**EXERCISE DESCRIPTION:**
Scan the following material for the string "Internet" and copy each line in which it appears.

Saved data entries:
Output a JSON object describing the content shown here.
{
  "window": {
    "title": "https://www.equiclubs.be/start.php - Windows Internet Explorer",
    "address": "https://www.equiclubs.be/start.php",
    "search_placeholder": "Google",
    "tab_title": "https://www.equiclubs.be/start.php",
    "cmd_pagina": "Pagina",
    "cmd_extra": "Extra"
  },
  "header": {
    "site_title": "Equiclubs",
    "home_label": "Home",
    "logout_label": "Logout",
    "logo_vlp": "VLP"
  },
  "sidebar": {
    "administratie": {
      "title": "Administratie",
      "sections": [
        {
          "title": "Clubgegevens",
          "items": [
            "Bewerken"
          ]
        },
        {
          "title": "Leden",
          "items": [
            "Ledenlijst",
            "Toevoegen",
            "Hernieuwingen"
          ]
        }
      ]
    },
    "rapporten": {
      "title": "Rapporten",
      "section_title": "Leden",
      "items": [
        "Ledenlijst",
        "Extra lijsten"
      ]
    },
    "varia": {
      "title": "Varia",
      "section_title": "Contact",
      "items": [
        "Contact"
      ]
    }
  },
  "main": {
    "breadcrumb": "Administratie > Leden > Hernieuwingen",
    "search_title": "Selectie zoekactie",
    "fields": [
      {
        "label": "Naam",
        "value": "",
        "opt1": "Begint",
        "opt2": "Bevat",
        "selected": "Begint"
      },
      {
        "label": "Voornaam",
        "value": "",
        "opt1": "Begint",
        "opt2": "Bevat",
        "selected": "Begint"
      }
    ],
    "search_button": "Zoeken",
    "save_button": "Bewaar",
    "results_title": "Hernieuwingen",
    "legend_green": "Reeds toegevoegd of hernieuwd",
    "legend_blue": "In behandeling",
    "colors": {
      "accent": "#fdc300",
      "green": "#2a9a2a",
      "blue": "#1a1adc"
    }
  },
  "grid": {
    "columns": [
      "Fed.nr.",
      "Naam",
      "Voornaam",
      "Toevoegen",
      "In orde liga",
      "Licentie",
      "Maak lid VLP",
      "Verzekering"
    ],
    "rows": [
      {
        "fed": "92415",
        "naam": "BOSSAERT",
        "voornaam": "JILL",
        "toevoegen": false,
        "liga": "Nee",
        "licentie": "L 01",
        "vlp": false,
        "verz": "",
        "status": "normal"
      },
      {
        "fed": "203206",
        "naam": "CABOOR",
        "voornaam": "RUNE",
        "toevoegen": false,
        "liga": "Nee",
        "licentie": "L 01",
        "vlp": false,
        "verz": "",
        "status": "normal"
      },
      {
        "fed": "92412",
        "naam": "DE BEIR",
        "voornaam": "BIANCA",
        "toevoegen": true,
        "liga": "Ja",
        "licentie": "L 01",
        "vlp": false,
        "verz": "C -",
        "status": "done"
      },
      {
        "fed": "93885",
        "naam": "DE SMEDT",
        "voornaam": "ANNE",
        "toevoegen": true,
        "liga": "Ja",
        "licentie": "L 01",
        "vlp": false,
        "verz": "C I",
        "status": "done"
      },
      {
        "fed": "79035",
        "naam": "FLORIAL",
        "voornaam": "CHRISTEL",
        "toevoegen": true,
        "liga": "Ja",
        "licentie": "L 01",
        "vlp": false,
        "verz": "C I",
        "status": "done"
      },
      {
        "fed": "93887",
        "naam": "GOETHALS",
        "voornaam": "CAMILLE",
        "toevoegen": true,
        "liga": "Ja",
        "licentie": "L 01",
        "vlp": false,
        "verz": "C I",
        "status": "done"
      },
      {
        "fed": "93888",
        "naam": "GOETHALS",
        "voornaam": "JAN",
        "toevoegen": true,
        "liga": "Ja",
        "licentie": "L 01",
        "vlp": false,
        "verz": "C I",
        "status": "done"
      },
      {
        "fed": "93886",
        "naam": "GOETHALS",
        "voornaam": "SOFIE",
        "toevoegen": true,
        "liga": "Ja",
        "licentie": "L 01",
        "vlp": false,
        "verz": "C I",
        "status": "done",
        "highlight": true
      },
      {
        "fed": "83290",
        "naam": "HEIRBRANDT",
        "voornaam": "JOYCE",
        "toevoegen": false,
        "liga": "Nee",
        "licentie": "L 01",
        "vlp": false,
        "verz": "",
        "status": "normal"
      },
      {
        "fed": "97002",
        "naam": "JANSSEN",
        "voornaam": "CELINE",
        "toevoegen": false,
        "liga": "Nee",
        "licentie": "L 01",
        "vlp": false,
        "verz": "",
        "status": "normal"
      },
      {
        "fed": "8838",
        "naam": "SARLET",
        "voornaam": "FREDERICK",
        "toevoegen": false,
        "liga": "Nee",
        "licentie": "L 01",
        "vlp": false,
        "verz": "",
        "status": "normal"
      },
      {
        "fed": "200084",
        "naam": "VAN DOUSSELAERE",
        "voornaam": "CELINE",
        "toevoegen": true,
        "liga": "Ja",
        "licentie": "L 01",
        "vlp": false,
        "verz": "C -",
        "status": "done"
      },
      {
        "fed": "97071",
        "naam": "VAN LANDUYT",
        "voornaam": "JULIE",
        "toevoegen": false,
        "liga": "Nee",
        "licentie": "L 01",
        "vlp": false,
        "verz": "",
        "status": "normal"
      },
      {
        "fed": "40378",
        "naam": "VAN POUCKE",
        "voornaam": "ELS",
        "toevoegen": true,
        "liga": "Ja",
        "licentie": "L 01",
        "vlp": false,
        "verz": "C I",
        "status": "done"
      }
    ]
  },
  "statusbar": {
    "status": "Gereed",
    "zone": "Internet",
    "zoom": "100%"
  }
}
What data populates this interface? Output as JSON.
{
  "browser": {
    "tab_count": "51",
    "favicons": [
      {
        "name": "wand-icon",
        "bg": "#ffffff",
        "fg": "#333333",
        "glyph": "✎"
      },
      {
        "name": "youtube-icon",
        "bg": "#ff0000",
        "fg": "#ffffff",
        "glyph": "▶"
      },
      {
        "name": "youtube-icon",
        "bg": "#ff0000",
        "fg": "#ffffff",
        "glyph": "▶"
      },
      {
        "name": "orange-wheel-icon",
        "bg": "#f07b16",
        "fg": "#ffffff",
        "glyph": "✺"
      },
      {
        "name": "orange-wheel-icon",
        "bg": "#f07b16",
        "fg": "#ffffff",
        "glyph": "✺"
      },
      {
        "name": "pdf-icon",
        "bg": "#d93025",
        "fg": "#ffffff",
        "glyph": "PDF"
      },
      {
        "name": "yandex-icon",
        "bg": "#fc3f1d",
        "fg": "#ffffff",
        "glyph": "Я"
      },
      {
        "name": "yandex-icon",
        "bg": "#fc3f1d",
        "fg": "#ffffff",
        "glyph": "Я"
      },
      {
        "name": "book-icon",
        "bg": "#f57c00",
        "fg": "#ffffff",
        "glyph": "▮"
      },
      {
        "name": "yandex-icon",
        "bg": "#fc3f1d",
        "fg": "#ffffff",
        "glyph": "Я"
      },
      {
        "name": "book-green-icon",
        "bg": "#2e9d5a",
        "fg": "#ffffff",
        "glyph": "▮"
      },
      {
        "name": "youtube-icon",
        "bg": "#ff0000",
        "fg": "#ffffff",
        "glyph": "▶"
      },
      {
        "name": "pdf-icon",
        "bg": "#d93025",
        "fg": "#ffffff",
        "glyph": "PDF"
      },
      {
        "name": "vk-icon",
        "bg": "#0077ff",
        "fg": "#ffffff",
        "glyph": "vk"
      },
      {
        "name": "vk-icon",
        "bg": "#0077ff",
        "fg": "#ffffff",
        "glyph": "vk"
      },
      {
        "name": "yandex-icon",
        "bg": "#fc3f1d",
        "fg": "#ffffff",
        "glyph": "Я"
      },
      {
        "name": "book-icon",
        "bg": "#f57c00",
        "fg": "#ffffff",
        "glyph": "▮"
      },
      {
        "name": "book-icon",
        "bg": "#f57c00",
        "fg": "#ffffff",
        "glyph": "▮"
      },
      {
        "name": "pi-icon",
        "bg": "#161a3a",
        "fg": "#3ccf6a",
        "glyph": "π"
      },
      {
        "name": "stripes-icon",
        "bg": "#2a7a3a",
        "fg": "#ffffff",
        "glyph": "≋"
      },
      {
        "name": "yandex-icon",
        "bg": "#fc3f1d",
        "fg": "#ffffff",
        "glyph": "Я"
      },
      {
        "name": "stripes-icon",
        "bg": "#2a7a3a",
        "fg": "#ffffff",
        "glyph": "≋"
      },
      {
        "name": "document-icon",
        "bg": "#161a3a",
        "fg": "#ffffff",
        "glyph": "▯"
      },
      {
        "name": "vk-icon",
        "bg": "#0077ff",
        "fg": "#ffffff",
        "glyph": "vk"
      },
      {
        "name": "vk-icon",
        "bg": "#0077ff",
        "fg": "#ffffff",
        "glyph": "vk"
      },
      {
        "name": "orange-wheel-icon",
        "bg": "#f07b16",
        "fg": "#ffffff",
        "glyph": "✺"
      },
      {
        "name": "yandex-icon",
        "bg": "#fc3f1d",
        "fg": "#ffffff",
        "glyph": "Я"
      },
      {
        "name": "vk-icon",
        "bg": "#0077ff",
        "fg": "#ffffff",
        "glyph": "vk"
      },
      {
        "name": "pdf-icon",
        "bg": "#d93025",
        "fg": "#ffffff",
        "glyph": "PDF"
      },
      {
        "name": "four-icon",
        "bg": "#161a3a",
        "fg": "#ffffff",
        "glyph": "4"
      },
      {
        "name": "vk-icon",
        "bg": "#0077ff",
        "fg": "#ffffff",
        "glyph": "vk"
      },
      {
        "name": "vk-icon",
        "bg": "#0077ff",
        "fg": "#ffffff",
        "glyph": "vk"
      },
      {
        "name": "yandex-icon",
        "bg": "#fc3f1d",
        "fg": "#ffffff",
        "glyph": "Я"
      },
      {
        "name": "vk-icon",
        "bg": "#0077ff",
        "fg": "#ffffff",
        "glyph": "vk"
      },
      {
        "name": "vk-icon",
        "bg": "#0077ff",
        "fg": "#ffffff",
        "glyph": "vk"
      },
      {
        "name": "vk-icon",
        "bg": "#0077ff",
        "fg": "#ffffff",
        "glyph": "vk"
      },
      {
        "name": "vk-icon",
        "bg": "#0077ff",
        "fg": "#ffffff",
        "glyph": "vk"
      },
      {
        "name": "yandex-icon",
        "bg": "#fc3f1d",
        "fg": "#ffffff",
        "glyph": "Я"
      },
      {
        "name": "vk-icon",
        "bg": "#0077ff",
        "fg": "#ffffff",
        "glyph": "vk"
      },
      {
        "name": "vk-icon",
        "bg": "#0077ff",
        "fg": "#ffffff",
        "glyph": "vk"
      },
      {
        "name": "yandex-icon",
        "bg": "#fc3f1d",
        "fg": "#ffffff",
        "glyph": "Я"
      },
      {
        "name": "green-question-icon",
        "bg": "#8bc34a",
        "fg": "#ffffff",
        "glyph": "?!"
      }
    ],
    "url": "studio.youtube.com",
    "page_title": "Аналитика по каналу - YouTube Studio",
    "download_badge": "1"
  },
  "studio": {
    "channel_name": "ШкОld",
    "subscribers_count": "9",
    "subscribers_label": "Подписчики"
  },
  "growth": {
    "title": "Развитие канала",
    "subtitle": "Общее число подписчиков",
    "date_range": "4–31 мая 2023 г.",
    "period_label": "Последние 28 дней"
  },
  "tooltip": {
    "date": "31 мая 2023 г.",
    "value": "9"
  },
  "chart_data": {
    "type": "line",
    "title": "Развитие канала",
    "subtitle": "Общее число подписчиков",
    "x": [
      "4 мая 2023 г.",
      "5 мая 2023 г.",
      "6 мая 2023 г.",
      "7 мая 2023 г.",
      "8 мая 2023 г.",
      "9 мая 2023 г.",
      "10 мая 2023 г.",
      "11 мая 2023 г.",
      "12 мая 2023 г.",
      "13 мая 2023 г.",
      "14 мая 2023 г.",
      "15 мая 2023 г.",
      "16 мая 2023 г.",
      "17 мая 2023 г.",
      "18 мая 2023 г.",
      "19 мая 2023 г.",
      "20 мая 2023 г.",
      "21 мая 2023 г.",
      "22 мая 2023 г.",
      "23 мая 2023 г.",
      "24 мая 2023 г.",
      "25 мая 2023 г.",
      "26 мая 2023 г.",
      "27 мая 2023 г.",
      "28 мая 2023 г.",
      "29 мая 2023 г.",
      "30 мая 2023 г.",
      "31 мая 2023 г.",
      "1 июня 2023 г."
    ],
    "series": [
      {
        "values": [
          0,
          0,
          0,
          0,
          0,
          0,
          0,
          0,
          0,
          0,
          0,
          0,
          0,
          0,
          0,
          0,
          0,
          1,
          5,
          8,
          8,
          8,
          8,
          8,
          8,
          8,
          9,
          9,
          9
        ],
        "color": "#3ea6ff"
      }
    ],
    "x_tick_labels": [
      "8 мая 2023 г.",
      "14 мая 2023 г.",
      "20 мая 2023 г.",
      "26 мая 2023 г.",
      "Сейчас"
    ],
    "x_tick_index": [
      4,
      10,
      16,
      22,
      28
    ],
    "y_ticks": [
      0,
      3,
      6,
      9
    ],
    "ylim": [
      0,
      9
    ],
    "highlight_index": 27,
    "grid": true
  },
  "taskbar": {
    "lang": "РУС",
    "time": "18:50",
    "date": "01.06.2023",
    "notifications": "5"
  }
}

**TASK RESULT:**
    "title": "https://www.equiclubs.be/start.php - Windows Internet Explorer",
    "zone": "Internet",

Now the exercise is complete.